All of the data that follows should be retyped exactly, please, except the pictures.
-- start Material shown --
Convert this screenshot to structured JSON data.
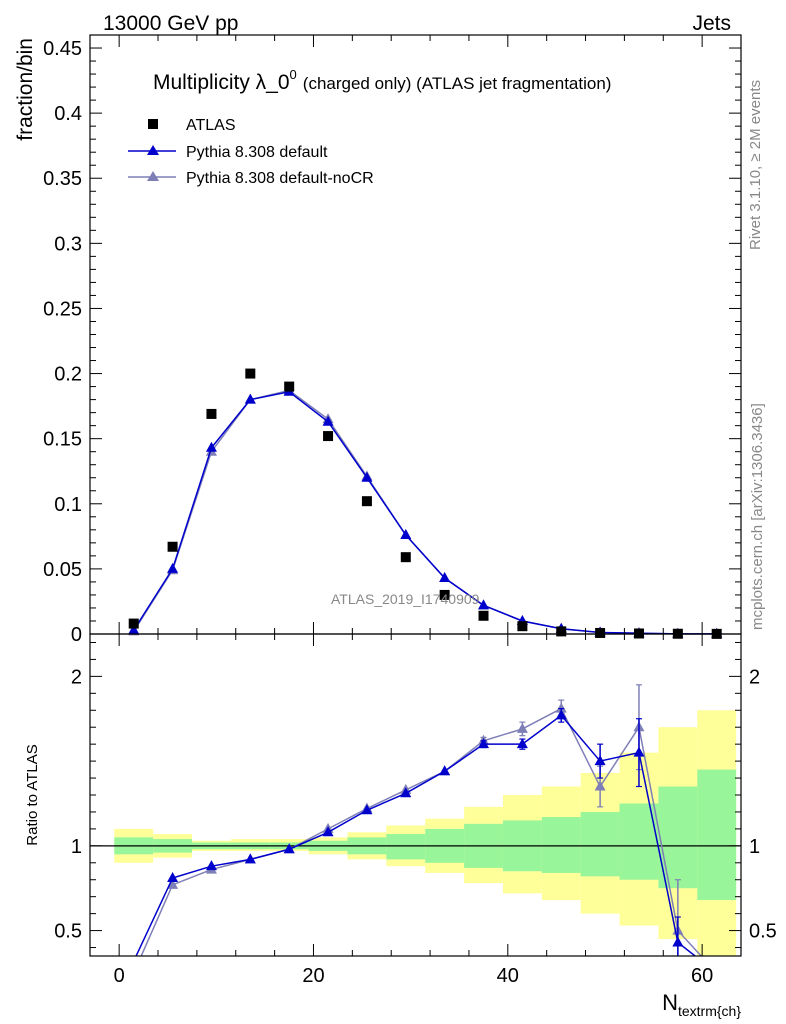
{
  "header": {
    "left": "13000 GeV pp",
    "right": "Jets"
  },
  "side_labels": {
    "top": "Rivet 3.1.10, ≥ 2M events",
    "bottom": "mcplots.cern.ch [arXiv:1306.3436]"
  },
  "chart_data": [
    {
      "type": "scatter",
      "title": "Multiplicity λ_0",
      "title_sup": "0",
      "title_suffix": "(charged only) (ATLAS jet fragmentation)",
      "ylabel": "fraction/bin",
      "watermark": "ATLAS_2019_I1740909",
      "xlim": [
        -3,
        64
      ],
      "ylim": [
        0,
        0.46
      ],
      "yticks": [
        0,
        0.05,
        0.1,
        0.15,
        0.2,
        0.25,
        0.3,
        0.35,
        0.4,
        0.45
      ],
      "ytick_labels": [
        "0",
        "0.05",
        "0.1",
        "0.15",
        "0.2",
        "0.25",
        "0.3",
        "0.35",
        "0.4",
        "0.45"
      ],
      "legend_placement": "top-left",
      "x": [
        1.5,
        5.5,
        9.5,
        13.5,
        17.5,
        21.5,
        25.5,
        29.5,
        33.5,
        37.5,
        41.5,
        45.5,
        49.5,
        53.5,
        57.5,
        61.5
      ],
      "series": [
        {
          "name": "ATLAS",
          "marker": "square",
          "color": "#000000",
          "values": [
            0.008,
            0.067,
            0.169,
            0.2,
            0.19,
            0.152,
            0.102,
            0.059,
            0.03,
            0.014,
            0.006,
            0.002,
            0.0008,
            0.0004,
            0.0002,
            0.0001
          ]
        },
        {
          "name": "Pythia 8.308 default",
          "marker": "triangle",
          "color": "#0000cc",
          "values": [
            0.003,
            0.05,
            0.143,
            0.18,
            0.186,
            0.163,
            0.12,
            0.076,
            0.043,
            0.022,
            0.01,
            0.004,
            0.0012,
            0.0006,
            0.0001,
            5e-05
          ]
        },
        {
          "name": "Pythia 8.308 default-noCR",
          "marker": "triangle",
          "color": "#7f7fb8",
          "values": [
            0.002,
            0.049,
            0.14,
            0.18,
            0.187,
            0.165,
            0.121,
            0.076,
            0.043,
            0.022,
            0.01,
            0.004,
            0.0011,
            0.0006,
            0.0001,
            5e-05
          ]
        }
      ]
    },
    {
      "type": "line",
      "ylabel": "Ratio to ATLAS",
      "xlabel": "N",
      "xlabel_sub": "textrm{ch}",
      "xlim": [
        -3,
        64
      ],
      "ylim": [
        0.35,
        2.25
      ],
      "xticks": [
        0,
        20,
        40,
        60
      ],
      "xtick_labels": [
        "0",
        "20",
        "40",
        "60"
      ],
      "yticks": [
        0.5,
        1,
        2
      ],
      "ytick_labels": [
        "0.5",
        "1",
        "2"
      ],
      "bin_edges": [
        -0.5,
        3.5,
        7.5,
        11.5,
        15.5,
        19.5,
        23.5,
        27.5,
        31.5,
        35.5,
        39.5,
        43.5,
        47.5,
        51.5,
        55.5,
        59.5,
        63.5
      ],
      "band_inner": [
        [
          0.95,
          1.05
        ],
        [
          0.96,
          1.04
        ],
        [
          0.98,
          1.02
        ],
        [
          0.98,
          1.02
        ],
        [
          0.98,
          1.02
        ],
        [
          0.97,
          1.03
        ],
        [
          0.95,
          1.05
        ],
        [
          0.92,
          1.07
        ],
        [
          0.9,
          1.1
        ],
        [
          0.87,
          1.13
        ],
        [
          0.85,
          1.15
        ],
        [
          0.84,
          1.17
        ],
        [
          0.82,
          1.2
        ],
        [
          0.8,
          1.25
        ],
        [
          0.75,
          1.35
        ],
        [
          0.68,
          1.45
        ]
      ],
      "band_outer": [
        [
          0.9,
          1.1
        ],
        [
          0.93,
          1.07
        ],
        [
          0.97,
          1.03
        ],
        [
          0.97,
          1.04
        ],
        [
          0.97,
          1.04
        ],
        [
          0.95,
          1.05
        ],
        [
          0.92,
          1.08
        ],
        [
          0.88,
          1.12
        ],
        [
          0.84,
          1.16
        ],
        [
          0.78,
          1.23
        ],
        [
          0.72,
          1.3
        ],
        [
          0.68,
          1.35
        ],
        [
          0.6,
          1.43
        ],
        [
          0.53,
          1.55
        ],
        [
          0.45,
          1.7
        ],
        [
          0.35,
          1.8
        ]
      ],
      "x": [
        1.5,
        5.5,
        9.5,
        13.5,
        17.5,
        21.5,
        25.5,
        29.5,
        33.5,
        37.5,
        41.5,
        45.5,
        49.5,
        53.5,
        57.5,
        61.5
      ],
      "series": [
        {
          "name": "Pythia 8.308 default",
          "color": "#0000cc",
          "values": [
            0.32,
            0.81,
            0.88,
            0.92,
            0.98,
            1.08,
            1.21,
            1.31,
            1.44,
            1.6,
            1.6,
            1.77,
            1.5,
            1.55,
            0.43,
            0.25
          ],
          "errors": [
            0,
            0,
            0,
            0,
            0,
            0,
            0,
            0,
            0,
            0.02,
            0.03,
            0.04,
            0.1,
            0.2,
            0.15,
            0
          ]
        },
        {
          "name": "Pythia 8.308 default-noCR",
          "color": "#7f7fb8",
          "values": [
            0.25,
            0.77,
            0.86,
            0.92,
            0.98,
            1.1,
            1.22,
            1.33,
            1.44,
            1.62,
            1.69,
            1.81,
            1.35,
            1.7,
            0.5,
            0.25
          ],
          "errors": [
            0,
            0,
            0,
            0,
            0,
            0,
            0,
            0,
            0,
            0.02,
            0.04,
            0.05,
            0.12,
            0.25,
            0.3,
            0
          ]
        }
      ]
    }
  ]
}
-- end Material shown --
**Reply**
Convert this screenshot to structured JSON data.
{
  "header": {
    "left": "13000 GeV pp",
    "right": "Jets"
  },
  "side_labels": {
    "top": "Rivet 3.1.10, ≥ 2M events",
    "bottom": "mcplots.cern.ch [arXiv:1306.3436]"
  },
  "chart_data": [
    {
      "type": "scatter",
      "title": "Multiplicity λ_0",
      "title_sup": "0",
      "title_suffix": "(charged only) (ATLAS jet fragmentation)",
      "ylabel": "fraction/bin",
      "watermark": "ATLAS_2019_I1740909",
      "xlim": [
        -3,
        64
      ],
      "ylim": [
        0,
        0.46
      ],
      "yticks": [
        0,
        0.05,
        0.1,
        0.15,
        0.2,
        0.25,
        0.3,
        0.35,
        0.4,
        0.45
      ],
      "ytick_labels": [
        "0",
        "0.05",
        "0.1",
        "0.15",
        "0.2",
        "0.25",
        "0.3",
        "0.35",
        "0.4",
        "0.45"
      ],
      "legend_placement": "top-left",
      "x": [
        1.5,
        5.5,
        9.5,
        13.5,
        17.5,
        21.5,
        25.5,
        29.5,
        33.5,
        37.5,
        41.5,
        45.5,
        49.5,
        53.5,
        57.5,
        61.5
      ],
      "series": [
        {
          "name": "ATLAS",
          "marker": "square",
          "color": "#000000",
          "values": [
            0.008,
            0.067,
            0.169,
            0.2,
            0.19,
            0.152,
            0.102,
            0.059,
            0.03,
            0.014,
            0.006,
            0.002,
            0.0008,
            0.0004,
            0.0002,
            0.0001
          ]
        },
        {
          "name": "Pythia 8.308 default",
          "marker": "triangle",
          "color": "#0000cc",
          "values": [
            0.003,
            0.05,
            0.143,
            0.18,
            0.186,
            0.163,
            0.12,
            0.076,
            0.043,
            0.022,
            0.01,
            0.004,
            0.0012,
            0.0006,
            0.0001,
            5e-05
          ]
        },
        {
          "name": "Pythia 8.308 default-noCR",
          "marker": "triangle",
          "color": "#7f7fb8",
          "values": [
            0.002,
            0.049,
            0.14,
            0.18,
            0.187,
            0.165,
            0.121,
            0.076,
            0.043,
            0.022,
            0.01,
            0.004,
            0.0011,
            0.0006,
            0.0001,
            5e-05
          ]
        }
      ]
    },
    {
      "type": "line",
      "ylabel": "Ratio to ATLAS",
      "xlabel": "N",
      "xlabel_sub": "textrm{ch}",
      "xlim": [
        -3,
        64
      ],
      "ylim": [
        0.35,
        2.25
      ],
      "xticks": [
        0,
        20,
        40,
        60
      ],
      "xtick_labels": [
        "0",
        "20",
        "40",
        "60"
      ],
      "yticks": [
        0.5,
        1,
        2
      ],
      "ytick_labels": [
        "0.5",
        "1",
        "2"
      ],
      "bin_edges": [
        -0.5,
        3.5,
        7.5,
        11.5,
        15.5,
        19.5,
        23.5,
        27.5,
        31.5,
        35.5,
        39.5,
        43.5,
        47.5,
        51.5,
        55.5,
        59.5,
        63.5
      ],
      "band_inner": [
        [
          0.95,
          1.05
        ],
        [
          0.96,
          1.04
        ],
        [
          0.98,
          1.02
        ],
        [
          0.98,
          1.02
        ],
        [
          0.98,
          1.02
        ],
        [
          0.97,
          1.03
        ],
        [
          0.95,
          1.05
        ],
        [
          0.92,
          1.07
        ],
        [
          0.9,
          1.1
        ],
        [
          0.87,
          1.13
        ],
        [
          0.85,
          1.15
        ],
        [
          0.84,
          1.17
        ],
        [
          0.82,
          1.2
        ],
        [
          0.8,
          1.25
        ],
        [
          0.75,
          1.35
        ],
        [
          0.68,
          1.45
        ]
      ],
      "band_outer": [
        [
          0.9,
          1.1
        ],
        [
          0.93,
          1.07
        ],
        [
          0.97,
          1.03
        ],
        [
          0.97,
          1.04
        ],
        [
          0.97,
          1.04
        ],
        [
          0.95,
          1.05
        ],
        [
          0.92,
          1.08
        ],
        [
          0.88,
          1.12
        ],
        [
          0.84,
          1.16
        ],
        [
          0.78,
          1.23
        ],
        [
          0.72,
          1.3
        ],
        [
          0.68,
          1.35
        ],
        [
          0.6,
          1.43
        ],
        [
          0.53,
          1.55
        ],
        [
          0.45,
          1.7
        ],
        [
          0.35,
          1.8
        ]
      ],
      "x": [
        1.5,
        5.5,
        9.5,
        13.5,
        17.5,
        21.5,
        25.5,
        29.5,
        33.5,
        37.5,
        41.5,
        45.5,
        49.5,
        53.5,
        57.5,
        61.5
      ],
      "series": [
        {
          "name": "Pythia 8.308 default",
          "color": "#0000cc",
          "values": [
            0.32,
            0.81,
            0.88,
            0.92,
            0.98,
            1.08,
            1.21,
            1.31,
            1.44,
            1.6,
            1.6,
            1.77,
            1.5,
            1.55,
            0.43,
            0.25
          ],
          "errors": [
            0,
            0,
            0,
            0,
            0,
            0,
            0,
            0,
            0,
            0.02,
            0.03,
            0.04,
            0.1,
            0.2,
            0.15,
            0
          ]
        },
        {
          "name": "Pythia 8.308 default-noCR",
          "color": "#7f7fb8",
          "values": [
            0.25,
            0.77,
            0.86,
            0.92,
            0.98,
            1.1,
            1.22,
            1.33,
            1.44,
            1.62,
            1.69,
            1.81,
            1.35,
            1.7,
            0.5,
            0.25
          ],
          "errors": [
            0,
            0,
            0,
            0,
            0,
            0,
            0,
            0,
            0,
            0.02,
            0.04,
            0.05,
            0.12,
            0.25,
            0.3,
            0
          ]
        }
      ]
    }
  ]
}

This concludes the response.